• TASK
Repeat every record below exactly, leaving out the pictures.

• GIVEN INFORMATION
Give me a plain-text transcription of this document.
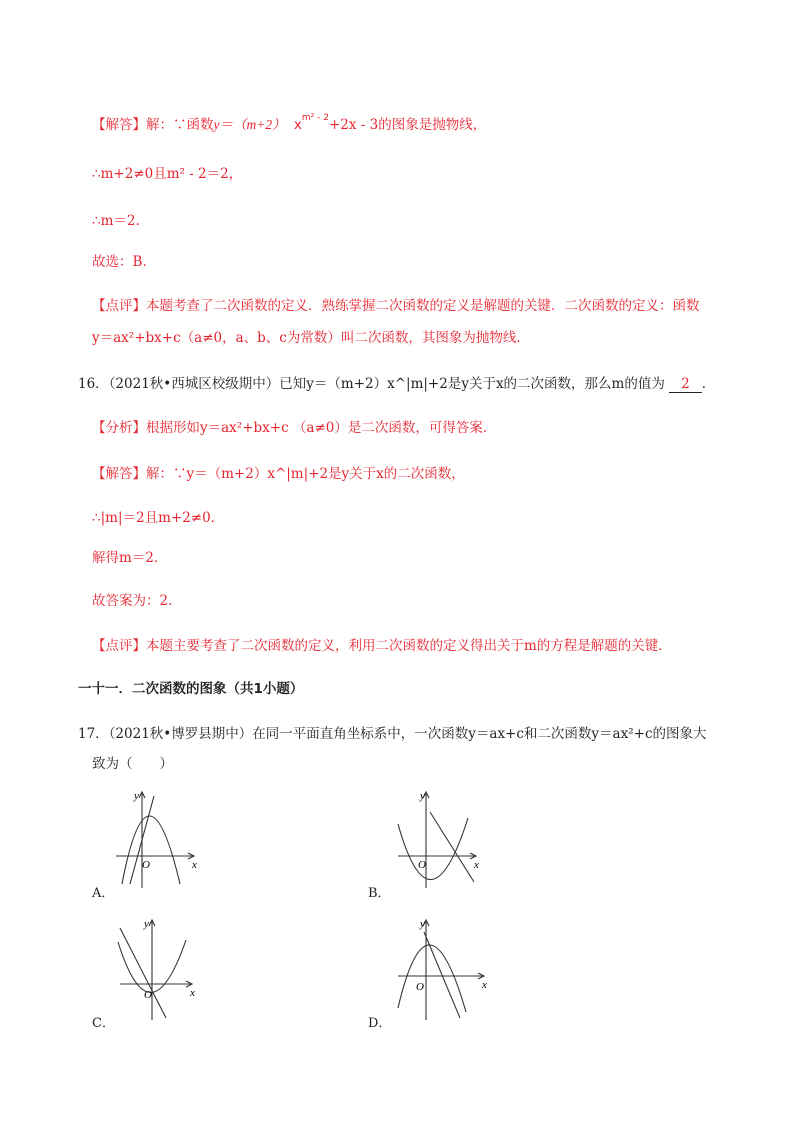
【解答】解：∵函数y＝（m+2） $x^{m^2 - 2}+2x - 3$的图象是抛物线，
∴m+2≠0且m² - 2＝2，
∴m＝2.
故选：B.
【点评】本题考查了二次函数的定义．熟练掌握二次函数的定义是解题的关键．二次函数的定义：函数
y＝ax²+bx+c（a≠0，a、b、c为常数）叫二次函数，其图象为抛物线．
16．（2021秋•西城区校级期中）已知y＝（m+2）x^|m|+2是y关于x的二次函数，那么m的值为 2 ．
【分析】根据形如y＝ax²+bx+c （a≠0）是二次函数，可得答案．
【解答】解：∵y＝（m+2）x^|m|+2是y关于x的二次函数，
∴|m|＝2且m+2≠0．
解得m＝2．
故答案为：2．
【点评】本题主要考查了二次函数的定义，利用二次函数的定义得出关于m的方程是解题的关键．
一十一．二次函数的图象（共1小题）
17．（2021秋•博罗县期中）在同一平面直角坐标系中，一次函数y＝ax+c和二次函数y＝ax²+c的图象大
致为（　　）
y
x
O
A．
y
x
O
B．
y
x
O
C．
y
x
O
D．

• EXERCISE RESULT
Give me a plain-text transcription of this document.
【解答】解：∵函数y＝（m+2） $x^{m^2 - 2}+2x - 3$的图象是抛物线，
∴m+2≠0且m² - 2＝2，
∴m＝2.
故选：B.
【点评】本题考查了二次函数的定义．熟练掌握二次函数的定义是解题的关键．二次函数的定义：函数
y＝ax²+bx+c（a≠0，a、b、c为常数）叫二次函数，其图象为抛物线．
16．（2021秋•西城区校级期中）已知y＝（m+2）x^|m|+2是y关于x的二次函数，那么m的值为 2 ．
【分析】根据形如y＝ax²+bx+c （a≠0）是二次函数，可得答案．
【解答】解：∵y＝（m+2）x^|m|+2是y关于x的二次函数，
∴|m|＝2且m+2≠0．
解得m＝2．
故答案为：2．
【点评】本题主要考查了二次函数的定义，利用二次函数的定义得出关于m的方程是解题的关键．
一十一．二次函数的图象（共1小题）
17．（2021秋•博罗县期中）在同一平面直角坐标系中，一次函数y＝ax+c和二次函数y＝ax²+c的图象大
致为（　　）
y
x
O
A．
y
x
O
B．
y
x
O
C．
y
x
O
D．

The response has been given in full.